[Data taken from a collection]
- - - - - - -

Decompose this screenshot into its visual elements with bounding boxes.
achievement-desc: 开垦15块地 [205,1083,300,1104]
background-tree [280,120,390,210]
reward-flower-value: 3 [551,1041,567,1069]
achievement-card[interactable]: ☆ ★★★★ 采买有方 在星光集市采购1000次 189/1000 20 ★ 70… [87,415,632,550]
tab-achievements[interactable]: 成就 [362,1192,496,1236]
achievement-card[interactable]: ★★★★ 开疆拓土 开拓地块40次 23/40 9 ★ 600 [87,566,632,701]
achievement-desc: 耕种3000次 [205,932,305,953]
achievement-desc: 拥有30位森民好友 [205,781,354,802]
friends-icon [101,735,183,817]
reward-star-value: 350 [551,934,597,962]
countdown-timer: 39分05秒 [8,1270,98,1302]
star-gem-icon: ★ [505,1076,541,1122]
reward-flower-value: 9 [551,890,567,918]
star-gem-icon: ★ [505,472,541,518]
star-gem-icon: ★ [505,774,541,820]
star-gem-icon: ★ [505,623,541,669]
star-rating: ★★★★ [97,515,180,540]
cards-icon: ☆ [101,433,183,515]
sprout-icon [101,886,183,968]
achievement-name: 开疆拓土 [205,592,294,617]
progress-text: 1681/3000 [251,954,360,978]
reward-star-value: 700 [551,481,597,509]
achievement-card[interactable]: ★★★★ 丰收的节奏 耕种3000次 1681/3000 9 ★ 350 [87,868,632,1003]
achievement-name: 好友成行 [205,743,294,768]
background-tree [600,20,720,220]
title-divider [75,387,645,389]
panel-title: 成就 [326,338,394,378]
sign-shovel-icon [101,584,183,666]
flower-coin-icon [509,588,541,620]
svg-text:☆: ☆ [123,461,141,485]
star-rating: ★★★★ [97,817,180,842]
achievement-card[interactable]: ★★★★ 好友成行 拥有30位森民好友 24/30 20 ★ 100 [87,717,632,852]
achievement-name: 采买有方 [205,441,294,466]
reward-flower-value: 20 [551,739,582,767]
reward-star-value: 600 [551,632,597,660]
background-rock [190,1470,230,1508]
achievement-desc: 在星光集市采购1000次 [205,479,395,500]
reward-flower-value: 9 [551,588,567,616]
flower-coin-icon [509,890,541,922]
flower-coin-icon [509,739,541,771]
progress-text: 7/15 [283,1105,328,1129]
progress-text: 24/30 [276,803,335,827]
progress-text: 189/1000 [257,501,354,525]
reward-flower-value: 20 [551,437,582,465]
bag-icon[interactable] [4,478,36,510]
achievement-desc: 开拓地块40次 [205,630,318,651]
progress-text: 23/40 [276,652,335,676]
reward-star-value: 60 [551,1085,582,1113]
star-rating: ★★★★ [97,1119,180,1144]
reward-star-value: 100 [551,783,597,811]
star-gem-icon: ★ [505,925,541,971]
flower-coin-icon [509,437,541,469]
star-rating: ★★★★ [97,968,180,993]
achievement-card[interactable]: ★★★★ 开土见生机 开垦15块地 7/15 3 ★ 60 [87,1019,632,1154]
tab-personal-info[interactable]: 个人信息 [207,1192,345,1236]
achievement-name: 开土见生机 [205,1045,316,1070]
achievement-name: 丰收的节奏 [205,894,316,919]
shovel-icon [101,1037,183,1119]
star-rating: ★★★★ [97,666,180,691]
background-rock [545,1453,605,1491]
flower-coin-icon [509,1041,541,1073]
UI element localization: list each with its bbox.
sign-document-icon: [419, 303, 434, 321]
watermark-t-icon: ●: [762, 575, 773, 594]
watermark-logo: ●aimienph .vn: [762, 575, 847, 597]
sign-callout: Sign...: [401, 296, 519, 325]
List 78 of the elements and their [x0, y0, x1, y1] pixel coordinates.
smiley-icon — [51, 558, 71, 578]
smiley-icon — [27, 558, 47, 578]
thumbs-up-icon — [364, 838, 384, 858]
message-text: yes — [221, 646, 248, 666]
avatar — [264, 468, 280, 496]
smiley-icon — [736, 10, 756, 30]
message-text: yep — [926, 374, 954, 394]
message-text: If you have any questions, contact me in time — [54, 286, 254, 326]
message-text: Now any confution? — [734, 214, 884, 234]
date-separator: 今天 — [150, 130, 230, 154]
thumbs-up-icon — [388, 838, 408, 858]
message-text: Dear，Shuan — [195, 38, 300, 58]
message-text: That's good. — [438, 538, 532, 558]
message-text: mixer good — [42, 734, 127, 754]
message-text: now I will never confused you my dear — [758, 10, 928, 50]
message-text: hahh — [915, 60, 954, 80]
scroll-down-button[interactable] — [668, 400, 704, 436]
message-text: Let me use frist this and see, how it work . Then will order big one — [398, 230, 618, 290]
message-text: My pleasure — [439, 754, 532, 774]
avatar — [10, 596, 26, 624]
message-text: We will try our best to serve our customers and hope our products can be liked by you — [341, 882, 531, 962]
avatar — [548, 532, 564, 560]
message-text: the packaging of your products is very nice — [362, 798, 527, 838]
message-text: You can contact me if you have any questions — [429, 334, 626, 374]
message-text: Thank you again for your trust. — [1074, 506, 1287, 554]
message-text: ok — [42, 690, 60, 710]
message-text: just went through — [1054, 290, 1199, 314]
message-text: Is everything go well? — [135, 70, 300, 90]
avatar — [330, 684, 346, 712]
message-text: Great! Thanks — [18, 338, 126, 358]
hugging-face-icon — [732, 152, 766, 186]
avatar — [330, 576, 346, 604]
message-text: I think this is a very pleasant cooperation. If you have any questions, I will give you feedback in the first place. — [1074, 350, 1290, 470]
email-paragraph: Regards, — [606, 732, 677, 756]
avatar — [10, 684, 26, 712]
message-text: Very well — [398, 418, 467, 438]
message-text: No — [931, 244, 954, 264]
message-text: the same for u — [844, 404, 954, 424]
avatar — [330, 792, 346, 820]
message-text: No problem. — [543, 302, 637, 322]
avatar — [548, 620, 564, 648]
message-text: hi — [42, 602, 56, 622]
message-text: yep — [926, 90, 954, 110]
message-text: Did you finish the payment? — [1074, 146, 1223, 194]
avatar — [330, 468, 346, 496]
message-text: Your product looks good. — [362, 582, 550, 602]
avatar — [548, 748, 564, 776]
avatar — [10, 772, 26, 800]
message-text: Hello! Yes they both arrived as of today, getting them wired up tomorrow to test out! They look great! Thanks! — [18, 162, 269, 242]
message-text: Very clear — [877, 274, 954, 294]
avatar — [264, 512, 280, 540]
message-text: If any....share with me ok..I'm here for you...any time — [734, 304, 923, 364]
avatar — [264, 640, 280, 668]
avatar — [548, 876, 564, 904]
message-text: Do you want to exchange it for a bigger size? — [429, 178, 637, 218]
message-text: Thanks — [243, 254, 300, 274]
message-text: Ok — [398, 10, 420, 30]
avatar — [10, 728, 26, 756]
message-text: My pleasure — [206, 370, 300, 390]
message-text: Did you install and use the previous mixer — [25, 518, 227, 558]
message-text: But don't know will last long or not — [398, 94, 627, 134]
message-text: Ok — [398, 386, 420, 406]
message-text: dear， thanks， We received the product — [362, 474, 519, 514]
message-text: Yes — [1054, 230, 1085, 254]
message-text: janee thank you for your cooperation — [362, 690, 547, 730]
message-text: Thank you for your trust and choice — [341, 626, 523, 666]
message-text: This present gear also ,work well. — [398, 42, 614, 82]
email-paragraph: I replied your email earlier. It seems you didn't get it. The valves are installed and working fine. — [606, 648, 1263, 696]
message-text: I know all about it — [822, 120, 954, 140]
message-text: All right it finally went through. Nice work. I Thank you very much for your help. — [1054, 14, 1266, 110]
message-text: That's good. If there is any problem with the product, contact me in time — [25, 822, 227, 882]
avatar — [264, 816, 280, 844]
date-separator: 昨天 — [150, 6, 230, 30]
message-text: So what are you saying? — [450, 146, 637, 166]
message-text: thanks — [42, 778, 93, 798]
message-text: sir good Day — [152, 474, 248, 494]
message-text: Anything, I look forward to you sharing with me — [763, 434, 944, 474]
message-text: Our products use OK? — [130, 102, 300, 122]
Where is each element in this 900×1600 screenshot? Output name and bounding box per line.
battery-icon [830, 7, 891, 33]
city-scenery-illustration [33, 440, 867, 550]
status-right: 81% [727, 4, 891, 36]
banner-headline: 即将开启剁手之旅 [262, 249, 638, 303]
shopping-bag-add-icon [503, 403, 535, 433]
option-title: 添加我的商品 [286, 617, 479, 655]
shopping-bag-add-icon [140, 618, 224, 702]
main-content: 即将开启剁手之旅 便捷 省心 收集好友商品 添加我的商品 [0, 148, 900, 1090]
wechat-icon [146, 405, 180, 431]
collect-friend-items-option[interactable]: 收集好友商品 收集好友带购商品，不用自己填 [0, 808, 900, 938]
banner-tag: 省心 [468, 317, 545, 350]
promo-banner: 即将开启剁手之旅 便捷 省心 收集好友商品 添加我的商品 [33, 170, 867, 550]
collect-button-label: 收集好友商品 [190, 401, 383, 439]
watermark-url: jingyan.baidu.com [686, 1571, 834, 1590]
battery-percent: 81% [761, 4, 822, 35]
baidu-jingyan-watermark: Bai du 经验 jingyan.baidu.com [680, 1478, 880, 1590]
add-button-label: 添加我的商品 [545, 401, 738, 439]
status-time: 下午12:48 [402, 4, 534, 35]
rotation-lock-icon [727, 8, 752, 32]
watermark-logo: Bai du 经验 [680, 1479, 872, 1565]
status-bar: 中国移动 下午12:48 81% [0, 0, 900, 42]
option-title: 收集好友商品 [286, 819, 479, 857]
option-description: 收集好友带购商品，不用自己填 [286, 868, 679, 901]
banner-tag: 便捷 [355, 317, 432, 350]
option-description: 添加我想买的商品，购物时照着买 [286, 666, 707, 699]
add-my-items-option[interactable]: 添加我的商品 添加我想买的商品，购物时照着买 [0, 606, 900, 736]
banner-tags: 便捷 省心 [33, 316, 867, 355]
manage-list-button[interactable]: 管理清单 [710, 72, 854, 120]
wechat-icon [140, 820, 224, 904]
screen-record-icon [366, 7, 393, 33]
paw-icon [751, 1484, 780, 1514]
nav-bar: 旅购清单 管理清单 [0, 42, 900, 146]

- - - - - - -

Copy out the records word for word, from their first line through the line that contains "achievement-card[interactable]: ★★★★ 开疆拓土".

Decompose this screenshot into its visual elements with bounding boxes.
achievement-desc: 开垦15块地 [205,1083,300,1104]
background-tree [280,120,390,210]
reward-flower-value: 3 [551,1041,567,1069]
achievement-card[interactable]: ☆ ★★★★ 采买有方 在星光集市采购1000次 189/1000 20 ★ 70… [87,415,632,550]
tab-achievements[interactable]: 成就 [362,1192,496,1236]
achievement-card[interactable]: ★★★★ 开疆拓土 开拓地块40次 23/40 9 ★ 600 [87,566,632,701]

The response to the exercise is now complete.